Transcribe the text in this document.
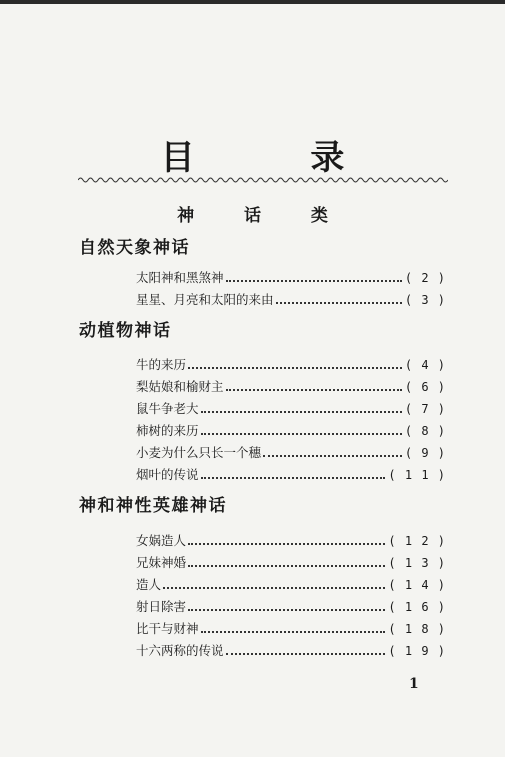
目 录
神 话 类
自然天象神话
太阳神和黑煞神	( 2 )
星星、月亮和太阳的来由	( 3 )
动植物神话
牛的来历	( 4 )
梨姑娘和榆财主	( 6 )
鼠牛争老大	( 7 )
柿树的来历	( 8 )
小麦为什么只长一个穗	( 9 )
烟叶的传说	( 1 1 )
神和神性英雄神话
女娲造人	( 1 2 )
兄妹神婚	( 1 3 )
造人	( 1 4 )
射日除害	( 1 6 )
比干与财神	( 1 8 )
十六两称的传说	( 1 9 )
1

# [Exercise task]
Copy all the records above exactly, but leave out the pictures.

# [Task response]
Transcribe the text in this document.
目 录
神 话 类
自然天象神话
太阳神和黑煞神	( 2 )
星星、月亮和太阳的来由	( 3 )
动植物神话
牛的来历	( 4 )
梨姑娘和榆财主	( 6 )
鼠牛争老大	( 7 )
柿树的来历	( 8 )
小麦为什么只长一个穗	( 9 )
烟叶的传说	( 1 1 )
神和神性英雄神话
女娲造人	( 1 2 )
兄妹神婚	( 1 3 )
造人	( 1 4 )
射日除害	( 1 6 )
比干与财神	( 1 8 )
十六两称的传说	( 1 9 )
1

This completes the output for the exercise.